▸ **Brano citato**:
È importante affrontare in modo organico tutti questi aspetti.

Opportunità e rischi della transizione ecologica
Travail.Suisse, nel documento «Un nuovo mercato del lavoro ecologico e sociale per la Svizzera» segnala che è necessario farsi trovare preparati ai cambiamenti in atto. L’aumento delle temperature ha già portato mutazioni ambientali e sociali e altre ne arriveranno. Per esempio lo scioglimento dei ghiacciai e la riduzione della neve hanno portato difficoltà alle stazioni sciistiche che verosimilmente si aggraveranno. Inoltre un aumento delle temperature peggiora situazioni di canicola che già le lavoratrici e i lavoratori che operano all’aperto vivono nei mesi più caldi.
È quindi necessario uno studio approfondito delle conseguenze che il cambiamento climatico, ma anche la transizione ecologica, avranno sul mercato del lavoro per potersi trovare pronti a fronteggiare i problemi e a sfruttare le opportunità.
Evidentemente infatti le novità in ambito energetico e dell’economia circolare condurranno alla creazione di nuovi posti di lavoro, ma è necessario governare il cambiamento perché, per esempio, chi perde il lavoro in un settore sia sostenuto nella riqualificazione.

▸ **Istruzioni**:
a) Trascrivi dal testo sulla transizione ecologica il tratto compreso tra "È importante affrontare" e "mesi più caldi.", estremi inclusi.
b) Prosegui il testo sulla transizione ecologica a partire dalla sua ultima frase.

▸ **Dati forniti**:
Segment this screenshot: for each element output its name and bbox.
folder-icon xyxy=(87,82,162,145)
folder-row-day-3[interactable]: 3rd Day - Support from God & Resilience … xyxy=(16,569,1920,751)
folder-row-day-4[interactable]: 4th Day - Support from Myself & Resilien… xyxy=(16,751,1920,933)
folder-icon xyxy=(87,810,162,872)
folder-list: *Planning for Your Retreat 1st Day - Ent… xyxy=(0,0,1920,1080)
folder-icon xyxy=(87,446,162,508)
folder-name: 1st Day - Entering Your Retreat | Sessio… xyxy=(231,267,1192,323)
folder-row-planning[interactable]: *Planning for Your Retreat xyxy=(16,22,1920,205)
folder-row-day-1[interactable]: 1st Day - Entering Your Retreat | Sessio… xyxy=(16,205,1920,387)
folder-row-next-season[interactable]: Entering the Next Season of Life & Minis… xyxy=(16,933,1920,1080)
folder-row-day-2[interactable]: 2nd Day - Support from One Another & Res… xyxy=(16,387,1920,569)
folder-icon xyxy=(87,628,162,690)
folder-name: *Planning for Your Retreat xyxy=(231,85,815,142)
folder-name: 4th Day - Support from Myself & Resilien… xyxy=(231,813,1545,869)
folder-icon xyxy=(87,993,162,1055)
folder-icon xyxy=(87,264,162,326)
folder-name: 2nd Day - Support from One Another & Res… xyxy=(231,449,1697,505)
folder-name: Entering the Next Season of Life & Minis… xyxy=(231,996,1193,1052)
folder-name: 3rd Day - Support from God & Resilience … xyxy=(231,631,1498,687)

▸ **Risposte ai compiti**:
a)
È importante affrontare in modo organico tutti questi aspetti.

Opportunità e rischi della transizione ecologica
Travail.Suisse, nel documento «Un nuovo mercato del lavoro ecologico e sociale per la Svizzera» segnala che è necessario farsi trovare preparati ai cambiamenti in atto. L’aumento delle temperature ha già portato mutazioni ambientali e sociali e altre ne arriveranno. Per esempio lo scioglimento dei ghiacciai e la riduzione della neve hanno portato difficoltà alle stazioni sciistiche che verosimilmente si aggraveranno. Inoltre un aumento delle temperature peggiora situazioni di canicola che già le lavoratrici e i lavoratori che operano all’aperto vivono nei mesi più caldi.

b)
Quali settori favorire? Dove indirizzare gli investimenti? Come orientare la formazione continua? Quali misure fiscali prendere? Sono tutte domande alle quali, come sottolinea l’Organizzazione internazionale del lavoro nel documento «Principi per una transizione giusta verso delle economie e delle società ecologicamente sostenibili per tutti», non si può rispondere in maniera univoca. È necessario un approfondimento e una discussione nella quale devono essere coinvolti anche i sindacati. È solo tenendo conto delle esigenze di ciascuno e responsabilizzando tutte le parti in causa nel proporre e nell’accogliere soluzioni che si andrà verso un miglioramento sostanziale della situazione attuale.

L’economia circolare

L’economia circolare mira all’uso corretto e parsimonioso delle risorse: evitare gli oggetti monouso, condividere la proprietà degli spazi, degli utensili o dei veicoli; vendere oggetti che non si usano più piuttosto che buttarli via; far riparare ciò che si è rotto, sono tutte vie che evitano lo spreco e, allo stesso tempo, contribuiscono alla creazione di posti di lavoro di chi facilita la condivisione, organizza la rivendita e ripara.
Si tratta in realtà di recuperare sane abitudini già in voga in passato, ma anche di combattere tendenze distruttive come l’obsolescenza programmata, un meccanismo che rende inutilizzabili i prodotti dopo un certo periodo, o la progettazione di oggetti che non possono essere riparati o ricaricati.
L’economia circolare riguarda anche un’attenzione alla progettazione dei prodotti e dei processi produttivi, in tutti gli ambiti, che sia in grado di recuperare tutti gli scarti di produzione e reintegrarli nel processo.
Questo, inteso in senso più profondo e più ampio, deve essere vero anche per le persone: la formazione continua, per esempio, permette a tutti di essere adeguati alle sfide future ed evita che chi non è pronto venga licenziato ed emarginato.